### TASK DESCRIPTION
Leave out the pictures and restate the rest of the data exactly.

### DATA FOR THE TASK

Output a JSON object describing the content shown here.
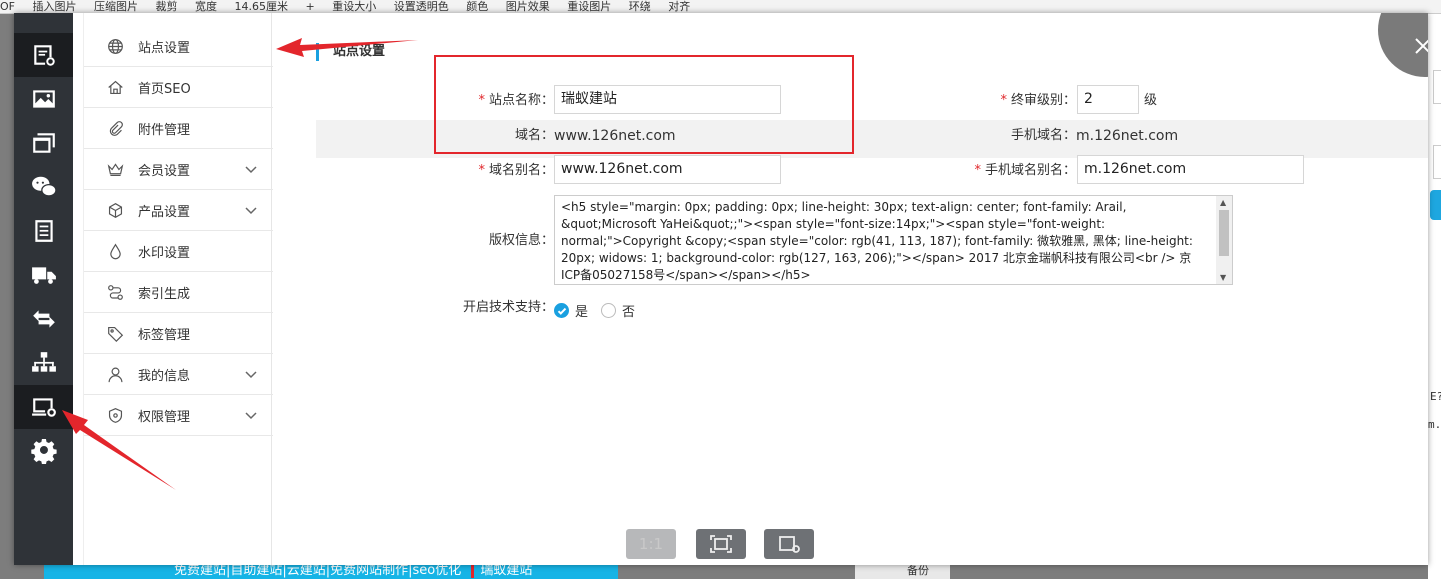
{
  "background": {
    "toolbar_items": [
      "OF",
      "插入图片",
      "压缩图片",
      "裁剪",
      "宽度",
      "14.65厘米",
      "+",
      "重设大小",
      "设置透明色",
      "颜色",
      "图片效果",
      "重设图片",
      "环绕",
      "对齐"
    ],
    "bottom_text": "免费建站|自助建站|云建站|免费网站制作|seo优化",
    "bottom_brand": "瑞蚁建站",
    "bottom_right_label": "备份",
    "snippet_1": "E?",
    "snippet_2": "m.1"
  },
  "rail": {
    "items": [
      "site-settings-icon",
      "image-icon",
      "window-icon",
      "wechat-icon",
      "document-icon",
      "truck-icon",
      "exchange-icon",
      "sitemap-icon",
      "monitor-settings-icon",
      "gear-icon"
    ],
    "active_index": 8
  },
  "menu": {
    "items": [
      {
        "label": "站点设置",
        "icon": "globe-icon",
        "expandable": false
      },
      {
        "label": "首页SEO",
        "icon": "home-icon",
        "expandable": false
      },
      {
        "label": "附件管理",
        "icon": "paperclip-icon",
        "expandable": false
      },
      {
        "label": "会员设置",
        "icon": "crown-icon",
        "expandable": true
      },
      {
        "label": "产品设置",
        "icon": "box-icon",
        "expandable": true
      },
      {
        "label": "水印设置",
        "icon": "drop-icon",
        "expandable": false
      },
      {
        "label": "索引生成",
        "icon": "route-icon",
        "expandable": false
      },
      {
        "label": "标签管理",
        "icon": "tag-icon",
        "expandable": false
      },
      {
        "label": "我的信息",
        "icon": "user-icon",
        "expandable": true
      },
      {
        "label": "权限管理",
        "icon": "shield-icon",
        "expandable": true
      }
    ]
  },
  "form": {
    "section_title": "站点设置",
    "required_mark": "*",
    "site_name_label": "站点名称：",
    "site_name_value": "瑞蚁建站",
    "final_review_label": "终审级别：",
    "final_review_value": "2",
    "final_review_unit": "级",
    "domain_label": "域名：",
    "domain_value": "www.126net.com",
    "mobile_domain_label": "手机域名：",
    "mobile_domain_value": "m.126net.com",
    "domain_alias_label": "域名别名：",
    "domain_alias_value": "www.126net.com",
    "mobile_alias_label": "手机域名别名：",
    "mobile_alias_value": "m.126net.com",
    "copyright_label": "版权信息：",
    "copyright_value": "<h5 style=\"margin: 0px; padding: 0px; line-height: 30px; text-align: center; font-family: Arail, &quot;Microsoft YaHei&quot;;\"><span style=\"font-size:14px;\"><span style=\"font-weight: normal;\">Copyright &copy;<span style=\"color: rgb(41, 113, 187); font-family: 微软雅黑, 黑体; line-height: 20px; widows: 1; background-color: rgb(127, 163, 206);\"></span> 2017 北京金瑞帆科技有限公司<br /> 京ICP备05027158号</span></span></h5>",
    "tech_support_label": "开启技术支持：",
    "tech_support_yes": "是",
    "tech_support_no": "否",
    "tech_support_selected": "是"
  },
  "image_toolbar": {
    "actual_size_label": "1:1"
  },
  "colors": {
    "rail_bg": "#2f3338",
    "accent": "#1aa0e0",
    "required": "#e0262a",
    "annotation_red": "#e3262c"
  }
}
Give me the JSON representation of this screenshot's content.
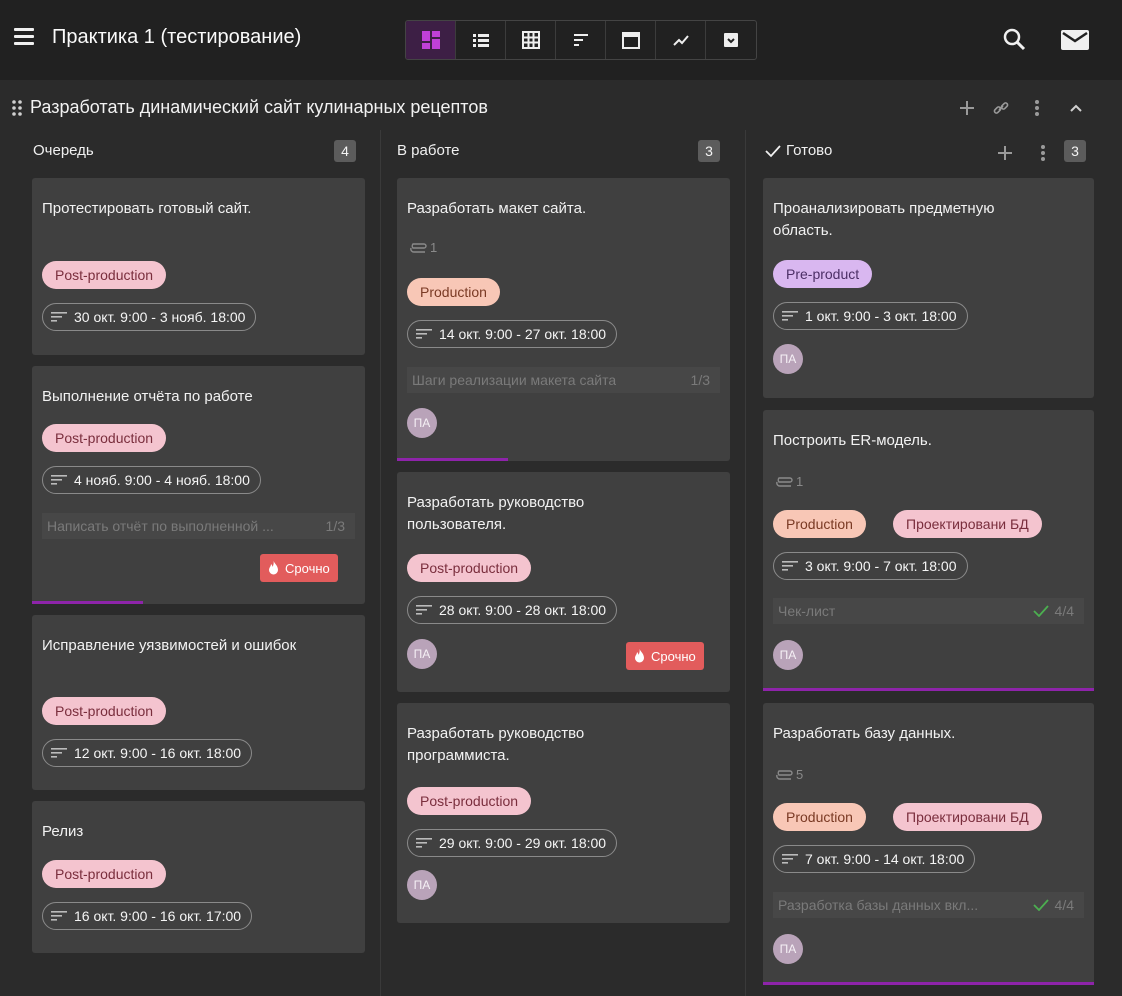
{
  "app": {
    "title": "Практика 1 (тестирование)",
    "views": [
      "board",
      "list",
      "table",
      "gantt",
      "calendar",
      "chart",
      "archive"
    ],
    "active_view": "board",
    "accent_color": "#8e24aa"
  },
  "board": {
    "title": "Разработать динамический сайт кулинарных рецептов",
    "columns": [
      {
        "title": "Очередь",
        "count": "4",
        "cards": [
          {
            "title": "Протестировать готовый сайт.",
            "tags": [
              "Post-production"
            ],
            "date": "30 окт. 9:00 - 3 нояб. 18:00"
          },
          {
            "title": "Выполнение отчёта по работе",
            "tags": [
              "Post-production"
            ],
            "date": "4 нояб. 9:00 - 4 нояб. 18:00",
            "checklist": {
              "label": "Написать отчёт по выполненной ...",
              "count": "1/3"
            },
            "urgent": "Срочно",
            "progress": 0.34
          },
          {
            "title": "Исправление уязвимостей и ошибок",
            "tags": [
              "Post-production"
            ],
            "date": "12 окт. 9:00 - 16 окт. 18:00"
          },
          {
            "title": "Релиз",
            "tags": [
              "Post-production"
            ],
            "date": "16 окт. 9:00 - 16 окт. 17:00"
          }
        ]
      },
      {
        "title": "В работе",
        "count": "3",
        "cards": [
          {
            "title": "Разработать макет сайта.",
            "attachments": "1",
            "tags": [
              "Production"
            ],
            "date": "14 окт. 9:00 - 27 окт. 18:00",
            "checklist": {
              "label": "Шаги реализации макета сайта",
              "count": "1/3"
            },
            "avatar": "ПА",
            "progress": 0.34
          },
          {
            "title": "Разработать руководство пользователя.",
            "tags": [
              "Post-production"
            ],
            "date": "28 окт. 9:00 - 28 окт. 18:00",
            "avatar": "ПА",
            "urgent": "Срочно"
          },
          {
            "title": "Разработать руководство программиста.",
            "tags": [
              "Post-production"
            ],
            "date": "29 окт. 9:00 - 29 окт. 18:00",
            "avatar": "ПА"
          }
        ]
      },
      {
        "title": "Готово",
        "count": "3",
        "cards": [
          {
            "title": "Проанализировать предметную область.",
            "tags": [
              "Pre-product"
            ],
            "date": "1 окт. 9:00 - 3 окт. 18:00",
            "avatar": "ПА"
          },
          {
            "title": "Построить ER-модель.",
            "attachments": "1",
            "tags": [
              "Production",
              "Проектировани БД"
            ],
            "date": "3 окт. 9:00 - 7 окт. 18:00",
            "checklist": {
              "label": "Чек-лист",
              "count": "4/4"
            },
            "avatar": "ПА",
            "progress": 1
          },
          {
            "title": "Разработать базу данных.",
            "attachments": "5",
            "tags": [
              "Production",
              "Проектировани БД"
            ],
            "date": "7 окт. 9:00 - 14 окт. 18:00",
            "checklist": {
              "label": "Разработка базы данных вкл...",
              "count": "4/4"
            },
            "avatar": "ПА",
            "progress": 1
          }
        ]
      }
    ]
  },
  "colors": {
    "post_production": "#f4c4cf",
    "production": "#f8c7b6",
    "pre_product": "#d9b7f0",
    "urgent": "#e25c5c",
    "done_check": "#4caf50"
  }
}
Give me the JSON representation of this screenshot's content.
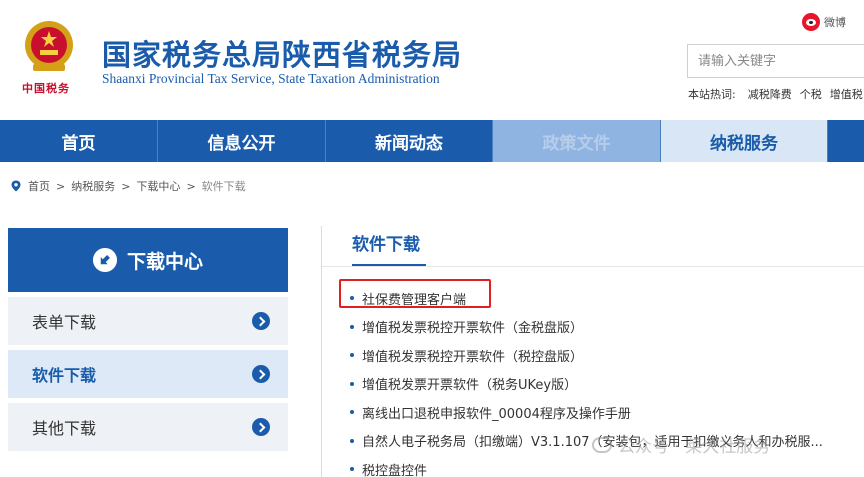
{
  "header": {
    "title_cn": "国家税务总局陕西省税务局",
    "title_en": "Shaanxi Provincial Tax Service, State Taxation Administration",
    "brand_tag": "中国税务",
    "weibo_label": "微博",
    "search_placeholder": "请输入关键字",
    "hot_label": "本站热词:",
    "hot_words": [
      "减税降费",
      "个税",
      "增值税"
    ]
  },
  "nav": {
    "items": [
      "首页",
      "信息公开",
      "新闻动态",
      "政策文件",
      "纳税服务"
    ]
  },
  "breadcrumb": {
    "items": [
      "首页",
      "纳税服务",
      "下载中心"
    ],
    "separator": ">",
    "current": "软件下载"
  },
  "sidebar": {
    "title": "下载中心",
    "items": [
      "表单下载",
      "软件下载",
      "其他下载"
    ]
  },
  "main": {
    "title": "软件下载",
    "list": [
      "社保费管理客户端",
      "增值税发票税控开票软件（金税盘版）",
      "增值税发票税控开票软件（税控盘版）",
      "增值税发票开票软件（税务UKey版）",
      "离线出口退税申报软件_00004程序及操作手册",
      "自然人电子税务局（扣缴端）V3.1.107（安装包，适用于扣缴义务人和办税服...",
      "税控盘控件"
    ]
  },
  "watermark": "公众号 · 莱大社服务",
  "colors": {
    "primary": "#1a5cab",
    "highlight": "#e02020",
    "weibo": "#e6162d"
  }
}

### FINISHED ANSWER
Output a JSON object describing the content shown here.
{
  "background": {
    "toolbar_items": [
      "OF",
      "插入图片",
      "压缩图片",
      "裁剪",
      "宽度",
      "14.65厘米",
      "+",
      "重设大小",
      "设置透明色",
      "颜色",
      "图片效果",
      "重设图片",
      "环绕",
      "对齐"
    ],
    "bottom_text": "免费建站|自助建站|云建站|免费网站制作|seo优化",
    "bottom_brand": "瑞蚁建站",
    "bottom_right_label": "备份",
    "snippet_1": "E?",
    "snippet_2": "m.1"
  },
  "rail": {
    "items": [
      "site-settings-icon",
      "image-icon",
      "window-icon",
      "wechat-icon",
      "document-icon",
      "truck-icon",
      "exchange-icon",
      "sitemap-icon",
      "monitor-settings-icon",
      "gear-icon"
    ],
    "active_index": 8
  },
  "menu": {
    "items": [
      {
        "label": "站点设置",
        "icon": "globe-icon",
        "expandable": false
      },
      {
        "label": "首页SEO",
        "icon": "home-icon",
        "expandable": false
      },
      {
        "label": "附件管理",
        "icon": "paperclip-icon",
        "expandable": false
      },
      {
        "label": "会员设置",
        "icon": "crown-icon",
        "expandable": true
      },
      {
        "label": "产品设置",
        "icon": "box-icon",
        "expandable": true
      },
      {
        "label": "水印设置",
        "icon": "drop-icon",
        "expandable": false
      },
      {
        "label": "索引生成",
        "icon": "route-icon",
        "expandable": false
      },
      {
        "label": "标签管理",
        "icon": "tag-icon",
        "expandable": false
      },
      {
        "label": "我的信息",
        "icon": "user-icon",
        "expandable": true
      },
      {
        "label": "权限管理",
        "icon": "shield-icon",
        "expandable": true
      }
    ]
  },
  "form": {
    "section_title": "站点设置",
    "required_mark": "*",
    "site_name_label": "站点名称：",
    "site_name_value": "瑞蚁建站",
    "final_review_label": "终审级别：",
    "final_review_value": "2",
    "final_review_unit": "级",
    "domain_label": "域名：",
    "domain_value": "www.126net.com",
    "mobile_domain_label": "手机域名：",
    "mobile_domain_value": "m.126net.com",
    "domain_alias_label": "域名别名：",
    "domain_alias_value": "www.126net.com",
    "mobile_alias_label": "手机域名别名：",
    "mobile_alias_value": "m.126net.com",
    "copyright_label": "版权信息：",
    "copyright_value": "<h5 style=\"margin: 0px; padding: 0px; line-height: 30px; text-align: center; font-family: Arail, &quot;Microsoft YaHei&quot;;\"><span style=\"font-size:14px;\"><span style=\"font-weight: normal;\">Copyright &copy;<span style=\"color: rgb(41, 113, 187); font-family: 微软雅黑, 黑体; line-height: 20px; widows: 1; background-color: rgb(127, 163, 206);\"></span> 2017 北京金瑞帆科技有限公司<br /> 京ICP备05027158号</span></span></h5>",
    "tech_support_label": "开启技术支持：",
    "tech_support_yes": "是",
    "tech_support_no": "否",
    "tech_support_selected": "是"
  },
  "image_toolbar": {
    "actual_size_label": "1:1"
  },
  "colors": {
    "rail_bg": "#2f3338",
    "accent": "#1aa0e0",
    "required": "#e0262a",
    "annotation_red": "#e3262c"
  }
}
Give me the JSON representation of this screenshot's content.
{
  "app": {
    "title": "Практика 1 (тестирование)",
    "views": [
      "board",
      "list",
      "table",
      "gantt",
      "calendar",
      "chart",
      "archive"
    ],
    "active_view": "board",
    "accent_color": "#8e24aa"
  },
  "board": {
    "title": "Разработать динамический сайт кулинарных рецептов",
    "columns": [
      {
        "title": "Очередь",
        "count": "4",
        "cards": [
          {
            "title": "Протестировать готовый сайт.",
            "tags": [
              "Post-production"
            ],
            "date": "30 окт. 9:00 - 3 нояб. 18:00"
          },
          {
            "title": "Выполнение отчёта по работе",
            "tags": [
              "Post-production"
            ],
            "date": "4 нояб. 9:00 - 4 нояб. 18:00",
            "checklist": {
              "label": "Написать отчёт по выполненной ...",
              "count": "1/3"
            },
            "urgent": "Срочно",
            "progress": 0.34
          },
          {
            "title": "Исправление уязвимостей и ошибок",
            "tags": [
              "Post-production"
            ],
            "date": "12 окт. 9:00 - 16 окт. 18:00"
          },
          {
            "title": "Релиз",
            "tags": [
              "Post-production"
            ],
            "date": "16 окт. 9:00 - 16 окт. 17:00"
          }
        ]
      },
      {
        "title": "В работе",
        "count": "3",
        "cards": [
          {
            "title": "Разработать макет сайта.",
            "attachments": "1",
            "tags": [
              "Production"
            ],
            "date": "14 окт. 9:00 - 27 окт. 18:00",
            "checklist": {
              "label": "Шаги реализации макета сайта",
              "count": "1/3"
            },
            "avatar": "ПА",
            "progress": 0.34
          },
          {
            "title": "Разработать руководство пользователя.",
            "tags": [
              "Post-production"
            ],
            "date": "28 окт. 9:00 - 28 окт. 18:00",
            "avatar": "ПА",
            "urgent": "Срочно"
          },
          {
            "title": "Разработать руководство программиста.",
            "tags": [
              "Post-production"
            ],
            "date": "29 окт. 9:00 - 29 окт. 18:00",
            "avatar": "ПА"
          }
        ]
      },
      {
        "title": "Готово",
        "count": "3",
        "cards": [
          {
            "title": "Проанализировать предметную область.",
            "tags": [
              "Pre-product"
            ],
            "date": "1 окт. 9:00 - 3 окт. 18:00",
            "avatar": "ПА"
          },
          {
            "title": "Построить ER-модель.",
            "attachments": "1",
            "tags": [
              "Production",
              "Проектировани БД"
            ],
            "date": "3 окт. 9:00 - 7 окт. 18:00",
            "checklist": {
              "label": "Чек-лист",
              "count": "4/4"
            },
            "avatar": "ПА",
            "progress": 1
          },
          {
            "title": "Разработать базу данных.",
            "attachments": "5",
            "tags": [
              "Production",
              "Проектировани БД"
            ],
            "date": "7 окт. 9:00 - 14 окт. 18:00",
            "checklist": {
              "label": "Разработка базы данных вкл...",
              "count": "4/4"
            },
            "avatar": "ПА",
            "progress": 1
          }
        ]
      }
    ]
  },
  "colors": {
    "post_production": "#f4c4cf",
    "production": "#f8c7b6",
    "pre_product": "#d9b7f0",
    "urgent": "#e25c5c",
    "done_check": "#4caf50"
  }
}
Give me the JSON representation of this screenshot's content.
{
  "header": {
    "title_cn": "国家税务总局陕西省税务局",
    "title_en": "Shaanxi Provincial Tax Service, State Taxation Administration",
    "brand_tag": "中国税务",
    "weibo_label": "微博",
    "search_placeholder": "请输入关键字",
    "hot_label": "本站热词:",
    "hot_words": [
      "减税降费",
      "个税",
      "增值税"
    ]
  },
  "nav": {
    "items": [
      "首页",
      "信息公开",
      "新闻动态",
      "政策文件",
      "纳税服务"
    ]
  },
  "breadcrumb": {
    "items": [
      "首页",
      "纳税服务",
      "下载中心"
    ],
    "separator": ">",
    "current": "软件下载"
  },
  "sidebar": {
    "title": "下载中心",
    "items": [
      "表单下载",
      "软件下载",
      "其他下载"
    ]
  },
  "main": {
    "title": "软件下载",
    "list": [
      "社保费管理客户端",
      "增值税发票税控开票软件（金税盘版）",
      "增值税发票税控开票软件（税控盘版）",
      "增值税发票开票软件（税务UKey版）",
      "离线出口退税申报软件_00004程序及操作手册",
      "自然人电子税务局（扣缴端）V3.1.107（安装包，适用于扣缴义务人和办税服...",
      "税控盘控件"
    ]
  },
  "watermark": "公众号 · 莱大社服务",
  "colors": {
    "primary": "#1a5cab",
    "highlight": "#e02020",
    "weibo": "#e6162d"
  }
}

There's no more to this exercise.